---- Supplied entries

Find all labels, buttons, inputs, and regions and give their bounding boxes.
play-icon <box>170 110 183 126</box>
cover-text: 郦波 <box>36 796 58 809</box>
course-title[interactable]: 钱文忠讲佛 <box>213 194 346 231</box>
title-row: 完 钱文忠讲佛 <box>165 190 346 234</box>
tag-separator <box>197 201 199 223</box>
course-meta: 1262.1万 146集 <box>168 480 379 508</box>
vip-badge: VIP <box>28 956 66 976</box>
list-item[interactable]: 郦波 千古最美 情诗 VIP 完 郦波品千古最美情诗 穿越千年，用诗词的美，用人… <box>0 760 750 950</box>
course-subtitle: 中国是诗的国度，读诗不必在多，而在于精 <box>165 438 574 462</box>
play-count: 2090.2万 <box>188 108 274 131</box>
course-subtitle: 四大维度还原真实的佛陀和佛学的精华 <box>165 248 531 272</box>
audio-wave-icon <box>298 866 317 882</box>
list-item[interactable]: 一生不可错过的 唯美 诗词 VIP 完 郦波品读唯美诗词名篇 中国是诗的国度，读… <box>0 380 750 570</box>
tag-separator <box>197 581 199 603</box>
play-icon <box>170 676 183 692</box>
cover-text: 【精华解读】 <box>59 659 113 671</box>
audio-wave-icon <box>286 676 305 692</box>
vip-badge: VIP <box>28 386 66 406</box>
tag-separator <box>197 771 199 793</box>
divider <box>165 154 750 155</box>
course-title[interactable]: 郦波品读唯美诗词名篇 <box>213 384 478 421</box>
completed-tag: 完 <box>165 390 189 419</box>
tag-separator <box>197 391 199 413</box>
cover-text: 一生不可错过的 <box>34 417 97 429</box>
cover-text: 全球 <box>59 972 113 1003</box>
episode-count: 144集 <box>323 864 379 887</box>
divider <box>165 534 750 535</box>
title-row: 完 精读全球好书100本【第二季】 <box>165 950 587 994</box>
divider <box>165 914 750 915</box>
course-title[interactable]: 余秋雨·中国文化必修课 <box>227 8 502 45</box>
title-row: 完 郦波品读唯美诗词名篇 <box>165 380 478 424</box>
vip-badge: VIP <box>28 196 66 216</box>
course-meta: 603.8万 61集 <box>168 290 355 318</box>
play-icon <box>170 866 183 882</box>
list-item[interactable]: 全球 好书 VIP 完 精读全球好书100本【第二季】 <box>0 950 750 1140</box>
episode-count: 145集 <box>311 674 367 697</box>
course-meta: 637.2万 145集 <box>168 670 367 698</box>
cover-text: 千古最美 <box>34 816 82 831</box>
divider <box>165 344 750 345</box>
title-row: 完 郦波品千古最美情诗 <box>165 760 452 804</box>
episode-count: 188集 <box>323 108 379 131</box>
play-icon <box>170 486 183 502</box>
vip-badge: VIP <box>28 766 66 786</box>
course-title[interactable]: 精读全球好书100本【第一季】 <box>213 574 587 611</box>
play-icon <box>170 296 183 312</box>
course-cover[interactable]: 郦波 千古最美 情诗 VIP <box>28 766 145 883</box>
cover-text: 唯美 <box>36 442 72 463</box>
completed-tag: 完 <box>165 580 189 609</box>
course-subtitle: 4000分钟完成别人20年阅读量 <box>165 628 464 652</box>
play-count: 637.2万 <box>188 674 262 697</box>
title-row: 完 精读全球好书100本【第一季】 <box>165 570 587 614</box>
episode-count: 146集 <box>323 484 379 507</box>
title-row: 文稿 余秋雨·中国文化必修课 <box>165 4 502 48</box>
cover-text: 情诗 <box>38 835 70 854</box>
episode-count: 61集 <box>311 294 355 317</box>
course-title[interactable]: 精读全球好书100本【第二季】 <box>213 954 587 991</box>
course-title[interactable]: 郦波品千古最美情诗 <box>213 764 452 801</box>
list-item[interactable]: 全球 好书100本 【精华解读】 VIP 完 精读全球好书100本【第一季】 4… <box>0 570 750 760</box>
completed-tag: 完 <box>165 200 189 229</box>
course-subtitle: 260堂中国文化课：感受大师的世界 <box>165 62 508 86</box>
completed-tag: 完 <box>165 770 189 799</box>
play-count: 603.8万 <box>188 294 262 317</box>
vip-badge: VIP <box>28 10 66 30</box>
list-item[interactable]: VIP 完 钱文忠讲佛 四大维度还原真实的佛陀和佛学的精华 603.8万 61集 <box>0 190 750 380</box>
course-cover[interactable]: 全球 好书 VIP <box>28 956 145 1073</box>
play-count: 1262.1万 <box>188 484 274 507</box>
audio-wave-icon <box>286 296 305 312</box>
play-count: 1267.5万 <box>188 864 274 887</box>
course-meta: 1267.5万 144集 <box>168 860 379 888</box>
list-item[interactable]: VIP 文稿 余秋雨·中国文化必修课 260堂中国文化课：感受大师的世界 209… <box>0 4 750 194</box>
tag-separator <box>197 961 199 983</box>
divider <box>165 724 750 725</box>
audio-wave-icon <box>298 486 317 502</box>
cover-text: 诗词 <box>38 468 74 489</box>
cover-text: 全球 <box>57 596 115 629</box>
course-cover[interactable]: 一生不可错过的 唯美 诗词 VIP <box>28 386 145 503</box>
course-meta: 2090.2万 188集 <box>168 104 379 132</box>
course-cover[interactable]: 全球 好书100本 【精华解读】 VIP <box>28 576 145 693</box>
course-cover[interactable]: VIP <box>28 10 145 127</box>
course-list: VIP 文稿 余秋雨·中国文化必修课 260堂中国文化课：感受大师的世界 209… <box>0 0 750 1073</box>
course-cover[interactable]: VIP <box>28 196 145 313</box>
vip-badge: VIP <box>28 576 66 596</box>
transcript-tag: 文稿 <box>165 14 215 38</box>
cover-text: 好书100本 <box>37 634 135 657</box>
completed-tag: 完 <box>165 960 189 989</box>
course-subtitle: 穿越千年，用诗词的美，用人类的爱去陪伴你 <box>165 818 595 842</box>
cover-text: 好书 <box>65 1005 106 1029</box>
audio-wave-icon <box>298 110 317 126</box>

--------

Your goal -
Extract every line of the data above verbatim, keeping the lines in their original order.

Solution to this task -
Find all labels, buttons, inputs, and regions and give their bounding boxes.
play-icon <box>170 110 183 126</box>
cover-text: 郦波 <box>36 796 58 809</box>
course-title[interactable]: 钱文忠讲佛 <box>213 194 346 231</box>
title-row: 完 钱文忠讲佛 <box>165 190 346 234</box>
tag-separator <box>197 201 199 223</box>
course-meta: 1262.1万 146集 <box>168 480 379 508</box>
vip-badge: VIP <box>28 956 66 976</box>
list-item[interactable]: 郦波 千古最美 情诗 VIP 完 郦波品千古最美情诗 穿越千年，用诗词的美，用人… <box>0 760 750 950</box>
course-subtitle: 中国是诗的国度，读诗不必在多，而在于精 <box>165 438 574 462</box>
play-count: 2090.2万 <box>188 108 274 131</box>
course-subtitle: 四大维度还原真实的佛陀和佛学的精华 <box>165 248 531 272</box>
audio-wave-icon <box>298 866 317 882</box>
list-item[interactable]: 一生不可错过的 唯美 诗词 VIP 完 郦波品读唯美诗词名篇 中国是诗的国度，读… <box>0 380 750 570</box>
tag-separator <box>197 581 199 603</box>
play-icon <box>170 676 183 692</box>
cover-text: 【精华解读】 <box>59 659 113 671</box>
audio-wave-icon <box>286 676 305 692</box>
vip-badge: VIP <box>28 386 66 406</box>
tag-separator <box>197 771 199 793</box>
divider <box>165 154 750 155</box>
course-title[interactable]: 郦波品读唯美诗词名篇 <box>213 384 478 421</box>
completed-tag: 完 <box>165 390 189 419</box>
tag-separator <box>197 391 199 413</box>
cover-text: 一生不可错过的 <box>34 417 97 429</box>
cover-text: 全球 <box>59 972 113 1003</box>
episode-count: 144集 <box>323 864 379 887</box>
divider <box>165 534 750 535</box>
title-row: 完 精读全球好书100本【第二季】 <box>165 950 587 994</box>
divider <box>165 914 750 915</box>
course-title[interactable]: 余秋雨·中国文化必修课 <box>227 8 502 45</box>
title-row: 完 郦波品读唯美诗词名篇 <box>165 380 478 424</box>
vip-badge: VIP <box>28 196 66 216</box>
course-meta: 603.8万 61集 <box>168 290 355 318</box>
play-icon <box>170 866 183 882</box>
list-item[interactable]: 全球 好书 VIP 完 精读全球好书100本【第二季】 <box>0 950 750 1140</box>
episode-count: 145集 <box>311 674 367 697</box>
course-meta: 637.2万 145集 <box>168 670 367 698</box>
cover-text: 千古最美 <box>34 816 82 831</box>
divider <box>165 344 750 345</box>
title-row: 完 郦波品千古最美情诗 <box>165 760 452 804</box>
episode-count: 188集 <box>323 108 379 131</box>
play-icon <box>170 486 183 502</box>
vip-badge: VIP <box>28 766 66 786</box>
course-title[interactable]: 精读全球好书100本【第一季】 <box>213 574 587 611</box>
play-icon <box>170 296 183 312</box>
course-cover[interactable]: 郦波 千古最美 情诗 VIP <box>28 766 145 883</box>
cover-text: 唯美 <box>36 442 72 463</box>
completed-tag: 完 <box>165 580 189 609</box>
course-subtitle: 4000分钟完成别人20年阅读量 <box>165 628 464 652</box>
play-count: 637.2万 <box>188 674 262 697</box>
title-row: 完 精读全球好书100本【第一季】 <box>165 570 587 614</box>
episode-count: 146集 <box>323 484 379 507</box>
title-row: 文稿 余秋雨·中国文化必修课 <box>165 4 502 48</box>
cover-text: 情诗 <box>38 835 70 854</box>
episode-count: 61集 <box>311 294 355 317</box>
course-title[interactable]: 精读全球好书100本【第二季】 <box>213 954 587 991</box>
course-title[interactable]: 郦波品千古最美情诗 <box>213 764 452 801</box>
list-item[interactable]: 全球 好书100本 【精华解读】 VIP 完 精读全球好书100本【第一季】 4… <box>0 570 750 760</box>
completed-tag: 完 <box>165 200 189 229</box>
course-subtitle: 260堂中国文化课：感受大师的世界 <box>165 62 508 86</box>
completed-tag: 完 <box>165 770 189 799</box>
play-count: 603.8万 <box>188 294 262 317</box>
vip-badge: VIP <box>28 10 66 30</box>
list-item[interactable]: VIP 完 钱文忠讲佛 四大维度还原真实的佛陀和佛学的精华 603.8万 61集 <box>0 190 750 380</box>
course-cover[interactable]: 全球 好书 VIP <box>28 956 145 1073</box>
play-count: 1262.1万 <box>188 484 274 507</box>
audio-wave-icon <box>286 296 305 312</box>
play-count: 1267.5万 <box>188 864 274 887</box>
course-meta: 1267.5万 144集 <box>168 860 379 888</box>
list-item[interactable]: VIP 文稿 余秋雨·中国文化必修课 260堂中国文化课：感受大师的世界 209… <box>0 4 750 194</box>
tag-separator <box>197 961 199 983</box>
divider <box>165 724 750 725</box>
audio-wave-icon <box>298 486 317 502</box>
cover-text: 诗词 <box>38 468 74 489</box>
cover-text: 全球 <box>57 596 115 629</box>
course-cover[interactable]: 一生不可错过的 唯美 诗词 VIP <box>28 386 145 503</box>
course-meta: 2090.2万 188集 <box>168 104 379 132</box>
course-cover[interactable]: 全球 好书100本 【精华解读】 VIP <box>28 576 145 693</box>
course-cover[interactable]: VIP <box>28 10 145 127</box>
course-list: VIP 文稿 余秋雨·中国文化必修课 260堂中国文化课：感受大师的世界 209… <box>0 0 750 1073</box>
course-cover[interactable]: VIP <box>28 196 145 313</box>
vip-badge: VIP <box>28 576 66 596</box>
transcript-tag: 文稿 <box>165 14 215 38</box>
cover-text: 好书100本 <box>37 634 135 657</box>
completed-tag: 完 <box>165 960 189 989</box>
course-subtitle: 穿越千年，用诗词的美，用人类的爱去陪伴你 <box>165 818 595 842</box>
cover-text: 好书 <box>65 1005 106 1029</box>
audio-wave-icon <box>298 110 317 126</box>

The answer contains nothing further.